_Written task_: Copy out all the entries word for word.

[Data listing]
'''

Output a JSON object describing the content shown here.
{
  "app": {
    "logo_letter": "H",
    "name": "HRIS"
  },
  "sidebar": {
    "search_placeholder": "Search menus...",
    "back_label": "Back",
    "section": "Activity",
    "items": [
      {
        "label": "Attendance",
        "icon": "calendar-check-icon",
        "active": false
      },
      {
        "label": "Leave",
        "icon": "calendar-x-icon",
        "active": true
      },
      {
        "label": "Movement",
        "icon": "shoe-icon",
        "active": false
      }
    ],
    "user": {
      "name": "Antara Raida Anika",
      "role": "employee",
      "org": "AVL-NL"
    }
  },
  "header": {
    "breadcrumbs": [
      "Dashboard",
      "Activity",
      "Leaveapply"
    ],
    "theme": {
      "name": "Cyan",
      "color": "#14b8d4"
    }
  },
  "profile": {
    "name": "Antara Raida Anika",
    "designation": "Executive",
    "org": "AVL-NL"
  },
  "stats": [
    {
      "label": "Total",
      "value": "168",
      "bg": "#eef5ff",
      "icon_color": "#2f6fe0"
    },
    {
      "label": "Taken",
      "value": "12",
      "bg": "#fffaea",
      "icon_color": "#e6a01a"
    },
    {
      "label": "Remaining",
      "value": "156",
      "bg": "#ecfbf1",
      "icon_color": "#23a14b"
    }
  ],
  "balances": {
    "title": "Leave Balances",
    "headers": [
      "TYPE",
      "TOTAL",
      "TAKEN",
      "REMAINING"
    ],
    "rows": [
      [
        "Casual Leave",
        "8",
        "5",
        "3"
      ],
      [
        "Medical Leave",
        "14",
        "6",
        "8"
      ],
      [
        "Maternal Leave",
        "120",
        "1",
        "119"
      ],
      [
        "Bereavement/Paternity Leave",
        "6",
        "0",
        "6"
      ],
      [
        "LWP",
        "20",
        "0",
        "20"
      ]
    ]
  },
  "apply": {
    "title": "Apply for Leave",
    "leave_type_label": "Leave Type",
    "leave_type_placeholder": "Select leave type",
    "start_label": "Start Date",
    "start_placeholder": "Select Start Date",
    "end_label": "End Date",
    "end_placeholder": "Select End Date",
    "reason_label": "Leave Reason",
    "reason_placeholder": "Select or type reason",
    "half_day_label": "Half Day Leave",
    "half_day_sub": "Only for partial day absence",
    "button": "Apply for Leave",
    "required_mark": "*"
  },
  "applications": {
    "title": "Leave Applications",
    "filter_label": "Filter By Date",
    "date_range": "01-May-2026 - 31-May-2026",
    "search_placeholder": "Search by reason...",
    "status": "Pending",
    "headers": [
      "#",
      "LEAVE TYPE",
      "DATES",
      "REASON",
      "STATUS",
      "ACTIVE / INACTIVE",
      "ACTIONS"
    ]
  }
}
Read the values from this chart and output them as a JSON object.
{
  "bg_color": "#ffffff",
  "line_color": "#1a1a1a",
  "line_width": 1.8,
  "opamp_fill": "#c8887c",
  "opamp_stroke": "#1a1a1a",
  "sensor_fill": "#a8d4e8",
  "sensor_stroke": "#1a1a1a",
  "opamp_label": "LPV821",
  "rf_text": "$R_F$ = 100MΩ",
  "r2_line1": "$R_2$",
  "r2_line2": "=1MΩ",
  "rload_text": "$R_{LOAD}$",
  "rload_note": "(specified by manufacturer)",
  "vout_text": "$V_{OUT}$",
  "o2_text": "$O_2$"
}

'''

_Worked answer_:
Output a JSON object describing the content shown here.
{
  "app": {
    "logo_letter": "H",
    "name": "HRIS"
  },
  "sidebar": {
    "search_placeholder": "Search menus...",
    "back_label": "Back",
    "section": "Activity",
    "items": [
      {
        "label": "Attendance",
        "icon": "calendar-check-icon",
        "active": false
      },
      {
        "label": "Leave",
        "icon": "calendar-x-icon",
        "active": true
      },
      {
        "label": "Movement",
        "icon": "shoe-icon",
        "active": false
      }
    ],
    "user": {
      "name": "Antara Raida Anika",
      "role": "employee",
      "org": "AVL-NL"
    }
  },
  "header": {
    "breadcrumbs": [
      "Dashboard",
      "Activity",
      "Leaveapply"
    ],
    "theme": {
      "name": "Cyan",
      "color": "#14b8d4"
    }
  },
  "profile": {
    "name": "Antara Raida Anika",
    "designation": "Executive",
    "org": "AVL-NL"
  },
  "stats": [
    {
      "label": "Total",
      "value": "168",
      "bg": "#eef5ff",
      "icon_color": "#2f6fe0"
    },
    {
      "label": "Taken",
      "value": "12",
      "bg": "#fffaea",
      "icon_color": "#e6a01a"
    },
    {
      "label": "Remaining",
      "value": "156",
      "bg": "#ecfbf1",
      "icon_color": "#23a14b"
    }
  ],
  "balances": {
    "title": "Leave Balances",
    "headers": [
      "TYPE",
      "TOTAL",
      "TAKEN",
      "REMAINING"
    ],
    "rows": [
      [
        "Casual Leave",
        "8",
        "5",
        "3"
      ],
      [
        "Medical Leave",
        "14",
        "6",
        "8"
      ],
      [
        "Maternal Leave",
        "120",
        "1",
        "119"
      ],
      [
        "Bereavement/Paternity Leave",
        "6",
        "0",
        "6"
      ],
      [
        "LWP",
        "20",
        "0",
        "20"
      ]
    ]
  },
  "apply": {
    "title": "Apply for Leave",
    "leave_type_label": "Leave Type",
    "leave_type_placeholder": "Select leave type",
    "start_label": "Start Date",
    "start_placeholder": "Select Start Date",
    "end_label": "End Date",
    "end_placeholder": "Select End Date",
    "reason_label": "Leave Reason",
    "reason_placeholder": "Select or type reason",
    "half_day_label": "Half Day Leave",
    "half_day_sub": "Only for partial day absence",
    "button": "Apply for Leave",
    "required_mark": "*"
  },
  "applications": {
    "title": "Leave Applications",
    "filter_label": "Filter By Date",
    "date_range": "01-May-2026 - 31-May-2026",
    "search_placeholder": "Search by reason...",
    "status": "Pending",
    "headers": [
      "#",
      "LEAVE TYPE",
      "DATES",
      "REASON",
      "STATUS",
      "ACTIVE / INACTIVE",
      "ACTIONS"
    ]
  }
}
Read the values from this chart and output them as a JSON object.
{
  "bg_color": "#ffffff",
  "line_color": "#1a1a1a",
  "line_width": 1.8,
  "opamp_fill": "#c8887c",
  "opamp_stroke": "#1a1a1a",
  "sensor_fill": "#a8d4e8",
  "sensor_stroke": "#1a1a1a",
  "opamp_label": "LPV821",
  "rf_text": "$R_F$ = 100MΩ",
  "r2_line1": "$R_2$",
  "r2_line2": "=1MΩ",
  "rload_text": "$R_{LOAD}$",
  "rload_note": "(specified by manufacturer)",
  "vout_text": "$V_{OUT}$",
  "o2_text": "$O_2$"
}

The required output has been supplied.